[Set exercise] In the records below, copy word for word every line from the one with "bell-icon [563, 5, 571, 13]" to the one with "home-label: Home [28, 4, 49, 14]", including both of those lines.

[Raw data]

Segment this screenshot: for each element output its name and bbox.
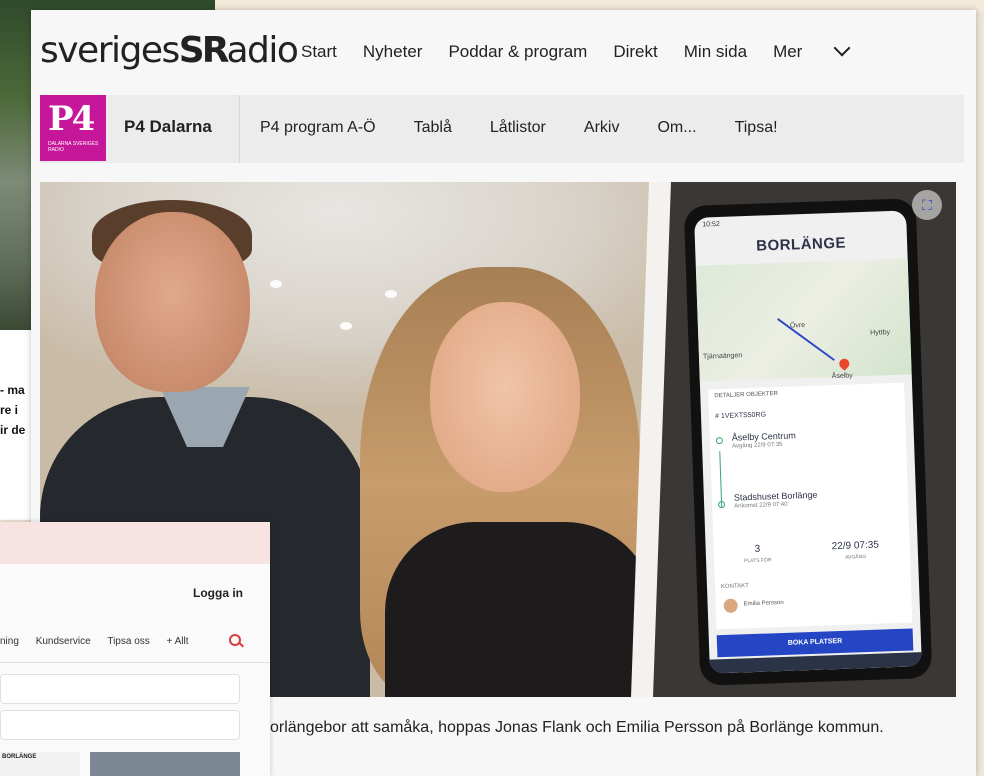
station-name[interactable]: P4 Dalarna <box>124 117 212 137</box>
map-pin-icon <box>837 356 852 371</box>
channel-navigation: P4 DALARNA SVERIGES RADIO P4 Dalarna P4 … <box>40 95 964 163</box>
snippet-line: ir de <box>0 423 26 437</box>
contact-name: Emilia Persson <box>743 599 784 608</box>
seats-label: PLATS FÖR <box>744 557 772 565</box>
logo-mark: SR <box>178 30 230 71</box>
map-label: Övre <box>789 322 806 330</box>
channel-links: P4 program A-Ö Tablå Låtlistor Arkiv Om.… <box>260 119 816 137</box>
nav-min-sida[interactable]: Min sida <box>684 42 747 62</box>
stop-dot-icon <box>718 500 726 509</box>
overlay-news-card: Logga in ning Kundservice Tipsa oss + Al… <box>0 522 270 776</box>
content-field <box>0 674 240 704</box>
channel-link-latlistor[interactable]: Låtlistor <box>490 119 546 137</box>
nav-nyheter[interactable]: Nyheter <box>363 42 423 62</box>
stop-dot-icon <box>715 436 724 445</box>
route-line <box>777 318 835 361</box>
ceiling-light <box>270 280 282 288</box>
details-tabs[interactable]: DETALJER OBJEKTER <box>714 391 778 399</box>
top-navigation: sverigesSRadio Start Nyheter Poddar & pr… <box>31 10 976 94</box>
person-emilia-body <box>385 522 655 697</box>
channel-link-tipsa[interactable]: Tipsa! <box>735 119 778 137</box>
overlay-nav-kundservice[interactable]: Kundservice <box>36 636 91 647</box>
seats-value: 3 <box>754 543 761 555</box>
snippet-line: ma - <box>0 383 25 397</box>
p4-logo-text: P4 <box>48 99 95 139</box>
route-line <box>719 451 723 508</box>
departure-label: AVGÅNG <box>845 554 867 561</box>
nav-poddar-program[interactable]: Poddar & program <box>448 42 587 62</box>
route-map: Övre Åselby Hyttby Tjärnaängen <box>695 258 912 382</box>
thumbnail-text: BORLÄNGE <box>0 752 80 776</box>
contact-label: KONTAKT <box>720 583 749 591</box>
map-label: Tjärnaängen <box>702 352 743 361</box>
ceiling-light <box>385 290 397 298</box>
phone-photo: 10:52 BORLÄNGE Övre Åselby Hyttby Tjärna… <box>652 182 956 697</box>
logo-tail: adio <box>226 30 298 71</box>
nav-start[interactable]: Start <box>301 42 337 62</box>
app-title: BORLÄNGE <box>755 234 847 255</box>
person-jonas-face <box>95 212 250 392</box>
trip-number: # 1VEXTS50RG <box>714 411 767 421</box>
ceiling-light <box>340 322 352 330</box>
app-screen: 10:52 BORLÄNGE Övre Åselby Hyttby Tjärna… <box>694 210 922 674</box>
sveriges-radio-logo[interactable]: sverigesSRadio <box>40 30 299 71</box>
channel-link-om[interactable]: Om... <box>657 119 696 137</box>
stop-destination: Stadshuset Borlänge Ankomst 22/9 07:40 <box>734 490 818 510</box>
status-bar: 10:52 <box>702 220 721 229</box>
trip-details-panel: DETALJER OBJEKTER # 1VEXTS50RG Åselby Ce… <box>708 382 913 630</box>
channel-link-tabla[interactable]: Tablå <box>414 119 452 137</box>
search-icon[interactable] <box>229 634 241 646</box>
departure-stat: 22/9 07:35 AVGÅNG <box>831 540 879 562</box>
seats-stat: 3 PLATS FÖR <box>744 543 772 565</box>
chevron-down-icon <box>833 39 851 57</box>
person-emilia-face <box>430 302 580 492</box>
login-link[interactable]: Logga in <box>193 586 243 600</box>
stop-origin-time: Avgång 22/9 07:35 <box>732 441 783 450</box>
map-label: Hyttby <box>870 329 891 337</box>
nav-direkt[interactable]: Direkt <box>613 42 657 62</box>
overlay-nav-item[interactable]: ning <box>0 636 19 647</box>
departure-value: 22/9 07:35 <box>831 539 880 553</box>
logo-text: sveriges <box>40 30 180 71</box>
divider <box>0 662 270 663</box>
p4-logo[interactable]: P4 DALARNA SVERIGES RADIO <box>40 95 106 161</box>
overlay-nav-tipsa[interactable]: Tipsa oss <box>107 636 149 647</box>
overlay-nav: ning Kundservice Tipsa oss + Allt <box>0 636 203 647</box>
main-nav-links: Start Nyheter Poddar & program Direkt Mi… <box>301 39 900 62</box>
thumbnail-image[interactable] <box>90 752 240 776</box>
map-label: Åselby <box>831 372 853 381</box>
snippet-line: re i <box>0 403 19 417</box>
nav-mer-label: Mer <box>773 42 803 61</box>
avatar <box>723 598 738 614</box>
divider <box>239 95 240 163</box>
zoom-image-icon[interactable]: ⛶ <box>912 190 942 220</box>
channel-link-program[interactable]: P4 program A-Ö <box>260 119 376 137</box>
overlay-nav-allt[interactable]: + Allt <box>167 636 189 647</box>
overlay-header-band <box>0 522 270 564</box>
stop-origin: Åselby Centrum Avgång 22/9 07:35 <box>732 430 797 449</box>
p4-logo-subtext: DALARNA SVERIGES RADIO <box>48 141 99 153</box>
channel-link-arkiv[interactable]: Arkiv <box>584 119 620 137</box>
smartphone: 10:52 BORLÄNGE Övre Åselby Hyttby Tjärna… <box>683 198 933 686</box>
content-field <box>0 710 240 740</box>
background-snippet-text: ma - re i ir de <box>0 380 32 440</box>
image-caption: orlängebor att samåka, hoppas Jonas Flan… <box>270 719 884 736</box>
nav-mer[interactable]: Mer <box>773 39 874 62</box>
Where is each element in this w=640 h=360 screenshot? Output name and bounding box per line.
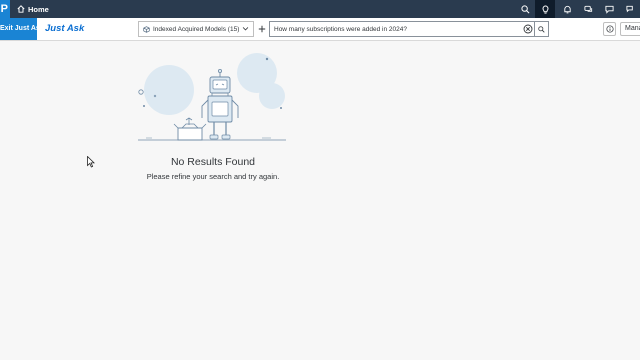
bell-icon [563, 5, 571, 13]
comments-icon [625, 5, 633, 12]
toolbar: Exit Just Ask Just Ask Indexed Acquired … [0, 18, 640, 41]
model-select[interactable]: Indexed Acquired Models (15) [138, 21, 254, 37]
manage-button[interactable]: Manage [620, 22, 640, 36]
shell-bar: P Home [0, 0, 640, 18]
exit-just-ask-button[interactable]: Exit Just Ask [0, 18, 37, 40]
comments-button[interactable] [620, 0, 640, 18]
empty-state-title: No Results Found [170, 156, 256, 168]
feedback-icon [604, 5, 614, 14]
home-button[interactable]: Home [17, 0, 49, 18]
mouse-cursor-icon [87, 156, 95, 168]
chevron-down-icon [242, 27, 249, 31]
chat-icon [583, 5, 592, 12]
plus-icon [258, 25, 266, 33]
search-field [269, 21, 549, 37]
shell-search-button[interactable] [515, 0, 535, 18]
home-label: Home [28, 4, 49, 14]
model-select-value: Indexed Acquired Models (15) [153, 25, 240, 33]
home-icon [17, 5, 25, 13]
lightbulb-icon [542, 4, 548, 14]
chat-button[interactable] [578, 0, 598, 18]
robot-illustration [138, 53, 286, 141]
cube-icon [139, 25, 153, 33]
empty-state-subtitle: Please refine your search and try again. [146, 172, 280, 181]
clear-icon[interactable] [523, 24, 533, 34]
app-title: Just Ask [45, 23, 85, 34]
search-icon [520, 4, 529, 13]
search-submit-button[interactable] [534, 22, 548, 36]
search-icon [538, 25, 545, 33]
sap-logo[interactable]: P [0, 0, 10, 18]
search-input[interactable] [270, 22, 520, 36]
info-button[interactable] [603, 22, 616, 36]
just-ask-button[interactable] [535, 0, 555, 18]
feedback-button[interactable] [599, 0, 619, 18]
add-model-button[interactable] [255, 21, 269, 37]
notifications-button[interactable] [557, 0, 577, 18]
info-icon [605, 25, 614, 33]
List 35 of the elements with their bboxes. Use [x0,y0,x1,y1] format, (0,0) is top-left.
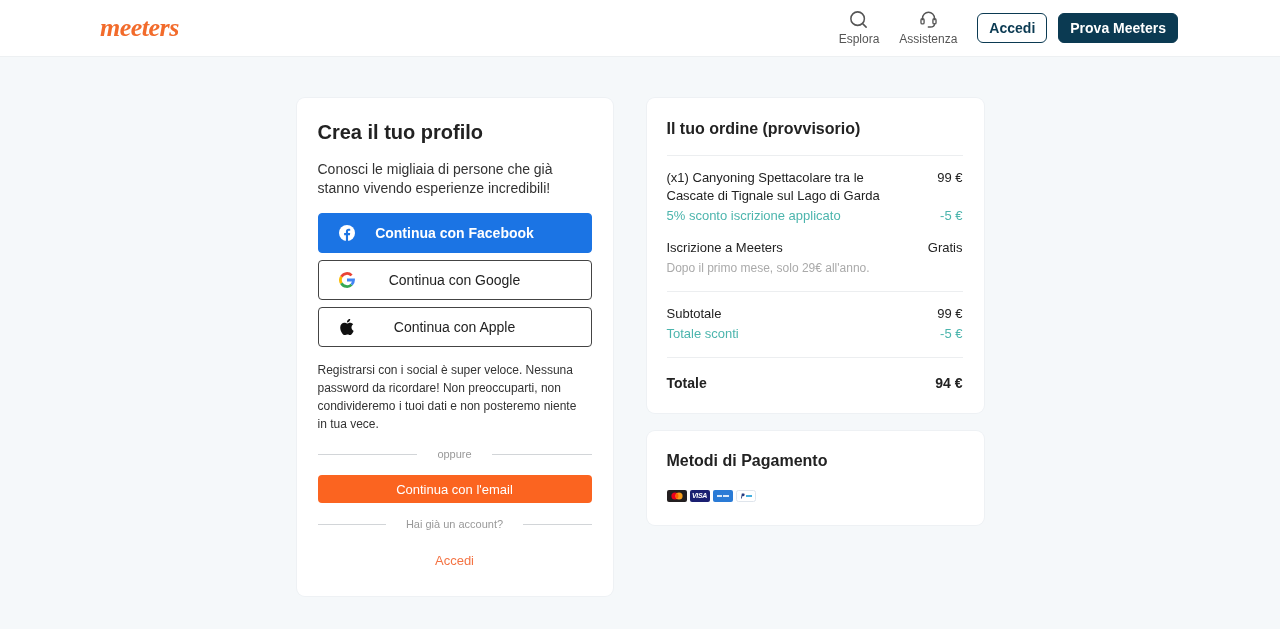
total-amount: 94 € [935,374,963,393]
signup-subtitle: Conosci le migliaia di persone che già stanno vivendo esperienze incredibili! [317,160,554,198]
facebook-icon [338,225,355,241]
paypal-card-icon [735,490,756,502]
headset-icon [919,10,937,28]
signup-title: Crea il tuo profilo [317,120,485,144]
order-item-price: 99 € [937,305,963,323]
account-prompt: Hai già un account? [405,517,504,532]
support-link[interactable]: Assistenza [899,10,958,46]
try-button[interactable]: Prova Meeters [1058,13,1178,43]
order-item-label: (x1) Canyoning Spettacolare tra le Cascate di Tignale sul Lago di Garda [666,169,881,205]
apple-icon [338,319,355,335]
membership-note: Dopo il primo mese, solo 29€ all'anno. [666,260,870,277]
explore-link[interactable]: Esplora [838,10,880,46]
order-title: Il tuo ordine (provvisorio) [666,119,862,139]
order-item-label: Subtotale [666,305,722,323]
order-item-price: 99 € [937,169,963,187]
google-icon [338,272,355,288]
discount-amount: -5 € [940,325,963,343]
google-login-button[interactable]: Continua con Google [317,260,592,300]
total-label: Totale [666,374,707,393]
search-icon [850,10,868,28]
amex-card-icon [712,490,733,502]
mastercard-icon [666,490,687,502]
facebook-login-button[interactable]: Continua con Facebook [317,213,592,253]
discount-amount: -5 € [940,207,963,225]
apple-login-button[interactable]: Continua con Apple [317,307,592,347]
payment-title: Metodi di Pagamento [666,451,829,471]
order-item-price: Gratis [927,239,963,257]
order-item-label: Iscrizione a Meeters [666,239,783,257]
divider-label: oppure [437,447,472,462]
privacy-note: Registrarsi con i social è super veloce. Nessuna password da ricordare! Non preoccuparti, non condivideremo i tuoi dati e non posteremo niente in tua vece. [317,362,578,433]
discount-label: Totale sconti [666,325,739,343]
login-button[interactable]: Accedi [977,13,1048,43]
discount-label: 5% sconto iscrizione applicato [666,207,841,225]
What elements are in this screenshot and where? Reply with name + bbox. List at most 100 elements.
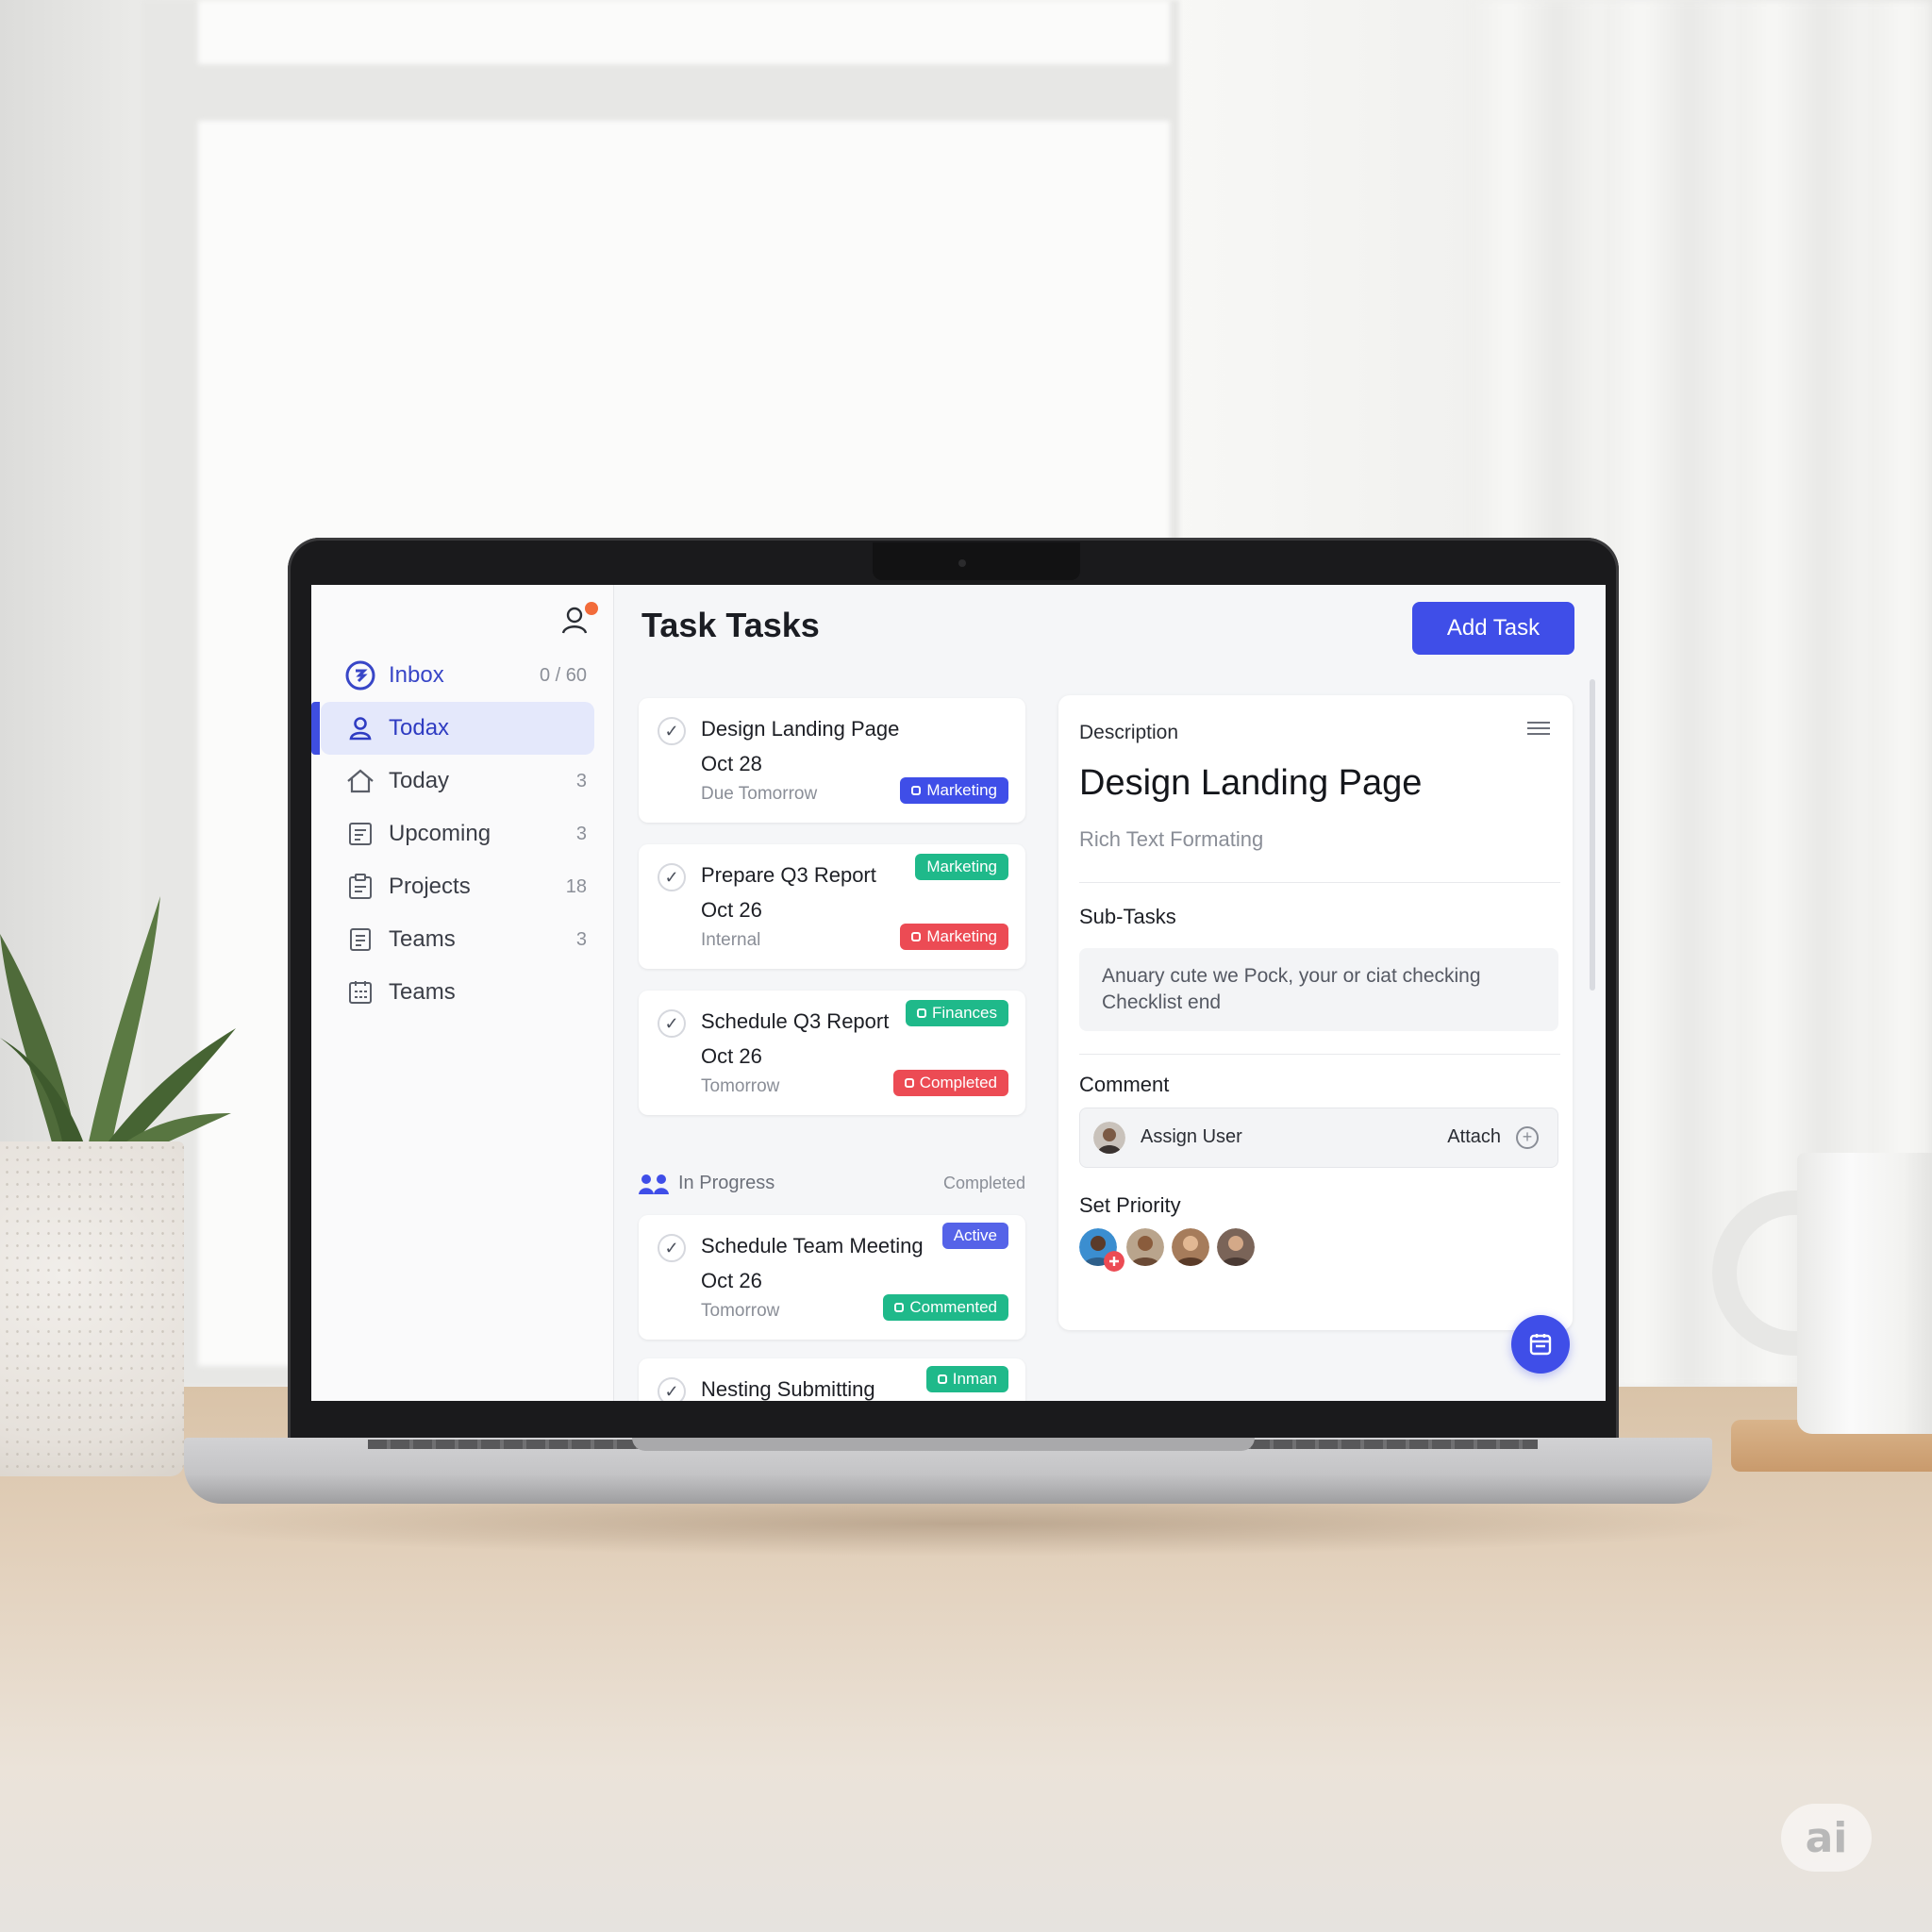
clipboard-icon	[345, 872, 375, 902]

[Task output]
bell-icon [563, 5, 571, 13]
comments-icon [625, 5, 633, 12]
toolbar: Exit Just Ask Just Ask Indexed Acquired … [0, 18, 640, 41]
model-select[interactable]: Indexed Acquired Models (15) [138, 21, 254, 37]
manage-button[interactable]: Manage [620, 22, 640, 36]
shell-bar: P Home [0, 0, 640, 18]
exit-just-ask-button[interactable]: Exit Just Ask [0, 18, 37, 40]
comments-button[interactable] [620, 0, 640, 18]
empty-state-title: No Results Found [170, 156, 256, 168]
feedback-icon [604, 5, 614, 14]
home-button[interactable]: Home [17, 0, 49, 18]
mouse-cursor-icon [87, 156, 95, 168]
chevron-down-icon [242, 27, 249, 31]
chat-icon [583, 5, 592, 12]
plus-icon [258, 25, 266, 33]
search-field [269, 21, 549, 37]
shell-search-button[interactable] [515, 0, 535, 18]
home-label: Home [28, 4, 49, 14]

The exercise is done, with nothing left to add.